***** MATERIAL FOR THIS TASK

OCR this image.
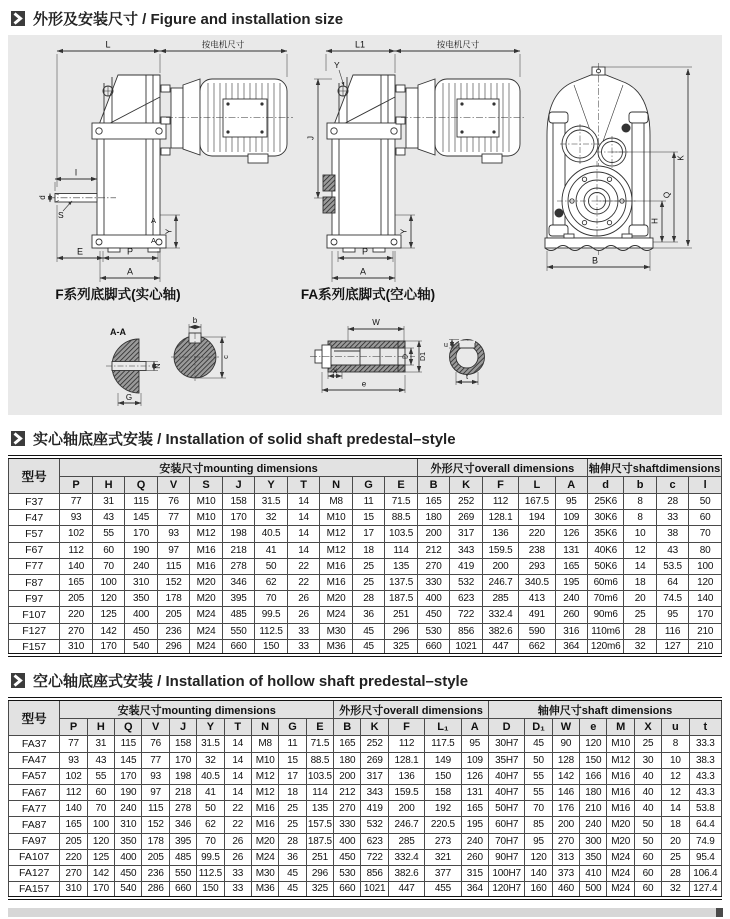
外形及安装尺寸 / Figure and installation size
L	按电机尺寸
l
d
S
E	P
A
Y
A
A
F系列底脚式(实心轴)
L1	按电机尺寸
Y
J
P
A
Y
FA系列底脚式(空心轴)
B
K
Q
H
A-A
G
N
b
c
W
D D1
X
e
u
t
实心轴底座式安装 / Installation of solid shaft predestal–style
型号	安装尺寸mounting dimensions											外形尺寸overall dimensions					轴伸尺寸shaftdimensions			
	P	H	Q	V	S	J	Y	T	N	G	E	B	K	F	L	A	d	b	c	l
F37	77	31	115	76	M10	158	31.5	14	M8	11	71.5	165	252	112	167.5	95	25K6	8	28	50
F47	93	43	145	77	M10	170	32	14	M10	15	88.5	180	269	128.1	194	109	30K6	8	33	60
F57	102	55	170	93	M12	198	40.5	14	M12	17	103.5	200	317	136	220	126	35K6	10	38	70
F67	112	60	190	97	M16	218	41	14	M12	18	114	212	343	159.5	238	131	40K6	12	43	80
F77	140	70	240	115	M16	278	50	22	M16	25	135	270	419	200	293	165	50K6	14	53.5	100
F87	165	100	310	152	M20	346	62	22	M16	25	137.5	330	532	246.7	340.5	195	60m6	18	64	120
F97	205	120	350	178	M20	395	70	26	M20	28	187.5	400	623	285	413	240	70m6	20	74.5	140
F107	220	125	400	205	M24	485	99.5	26	M24	36	251	450	722	332.4	491	260	90m6	25	95	170
F127	270	142	450	236	M24	550	112.5	33	M30	45	296	530	856	382.6	590	316	110m6	28	116	210
F157	310	170	540	296	M24	660	150	33	M36	45	325	660	1021	447	662	364	120m6	32	127	210
空心轴底座式安装 / Installation of hollow shaft predestal–style
型号	安装尺寸mounting dimensions										外形尺寸overall dimensions					轴伸尺寸shaft dimensions							
	P	H	Q	V	J	Y	T	N	G	E	B	K	F	L₁	A	D	D₁	W	e	M	X	u	t
FA37	77	31	115	76	158	31.5	14	M8	11	71.5	165	252	112	117.5	95	30H7	45	90	120	M10	25	8	33.3
FA47	93	43	145	77	170	32	14	M10	15	88.5	180	269	128.1	149	109	35H7	50	128	150	M12	30	10	38.3
FA57	102	55	170	93	198	40.5	14	M12	17	103.5	200	317	136	150	126	40H7	55	142	166	M16	40	12	43.3
FA67	112	60	190	97	218	41	14	M12	18	114	212	343	159.5	158	131	40H7	55	146	180	M16	40	12	43.3
FA77	140	70	240	115	278	50	22	M16	25	135	270	419	200	192	165	50H7	70	176	210	M16	40	14	53.8
FA87	165	100	310	152	346	62	22	M16	25	157.5	330	532	246.7	220.5	195	60H7	85	200	240	M20	50	18	64.4
FA97	205	120	350	178	395	70	26	M20	28	187.5	400	623	285	273	240	70H7	95	270	300	M20	50	20	74.9
FA107	220	125	400	205	485	99.5	26	M24	36	251	450	722	332.4	321	260	90H7	120	313	350	M24	60	25	95.4
FA127	270	142	450	236	550	112.5	33	M30	45	296	530	856	382.6	377	315	100H7	140	373	410	M24	60	28	106.4
FA157	310	170	540	286	660	150	33	M36	45	325	660	1021	447	455	364	120H7	160	460	500	M24	60	32	127.4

**********

Pictures stay out; repeat all the rest of the records exactly.

SOLVED EXERCISE:
OCR this image.
外形及安装尺寸 / Figure and installation size
L	按电机尺寸
l
d
S
E	P
A
Y
A
A
F系列底脚式(实心轴)
L1	按电机尺寸
Y
J
P
A
Y
FA系列底脚式(空心轴)
B
K
Q
H
A-A
G
N
b
c
W
D D1
X
e
u
t
实心轴底座式安装 / Installation of solid shaft predestal–style
型号	安装尺寸mounting dimensions											外形尺寸overall dimensions					轴伸尺寸shaftdimensions			
	P	H	Q	V	S	J	Y	T	N	G	E	B	K	F	L	A	d	b	c	l
F37	77	31	115	76	M10	158	31.5	14	M8	11	71.5	165	252	112	167.5	95	25K6	8	28	50
F47	93	43	145	77	M10	170	32	14	M10	15	88.5	180	269	128.1	194	109	30K6	8	33	60
F57	102	55	170	93	M12	198	40.5	14	M12	17	103.5	200	317	136	220	126	35K6	10	38	70
F67	112	60	190	97	M16	218	41	14	M12	18	114	212	343	159.5	238	131	40K6	12	43	80
F77	140	70	240	115	M16	278	50	22	M16	25	135	270	419	200	293	165	50K6	14	53.5	100
F87	165	100	310	152	M20	346	62	22	M16	25	137.5	330	532	246.7	340.5	195	60m6	18	64	120
F97	205	120	350	178	M20	395	70	26	M20	28	187.5	400	623	285	413	240	70m6	20	74.5	140
F107	220	125	400	205	M24	485	99.5	26	M24	36	251	450	722	332.4	491	260	90m6	25	95	170
F127	270	142	450	236	M24	550	112.5	33	M30	45	296	530	856	382.6	590	316	110m6	28	116	210
F157	310	170	540	296	M24	660	150	33	M36	45	325	660	1021	447	662	364	120m6	32	127	210
空心轴底座式安装 / Installation of hollow shaft predestal–style
型号	安装尺寸mounting dimensions										外形尺寸overall dimensions					轴伸尺寸shaft dimensions							
	P	H	Q	V	J	Y	T	N	G	E	B	K	F	L₁	A	D	D₁	W	e	M	X	u	t
FA37	77	31	115	76	158	31.5	14	M8	11	71.5	165	252	112	117.5	95	30H7	45	90	120	M10	25	8	33.3
FA47	93	43	145	77	170	32	14	M10	15	88.5	180	269	128.1	149	109	35H7	50	128	150	M12	30	10	38.3
FA57	102	55	170	93	198	40.5	14	M12	17	103.5	200	317	136	150	126	40H7	55	142	166	M16	40	12	43.3
FA67	112	60	190	97	218	41	14	M12	18	114	212	343	159.5	158	131	40H7	55	146	180	M16	40	12	43.3
FA77	140	70	240	115	278	50	22	M16	25	135	270	419	200	192	165	50H7	70	176	210	M16	40	14	53.8
FA87	165	100	310	152	346	62	22	M16	25	157.5	330	532	246.7	220.5	195	60H7	85	200	240	M20	50	18	64.4
FA97	205	120	350	178	395	70	26	M20	28	187.5	400	623	285	273	240	70H7	95	270	300	M20	50	20	74.9
FA107	220	125	400	205	485	99.5	26	M24	36	251	450	722	332.4	321	260	90H7	120	313	350	M24	60	25	95.4
FA127	270	142	450	236	550	112.5	33	M30	45	296	530	856	382.6	377	315	100H7	140	373	410	M24	60	28	106.4
FA157	310	170	540	286	660	150	33	M36	45	325	660	1021	447	455	364	120H7	160	460	500	M24	60	32	127.4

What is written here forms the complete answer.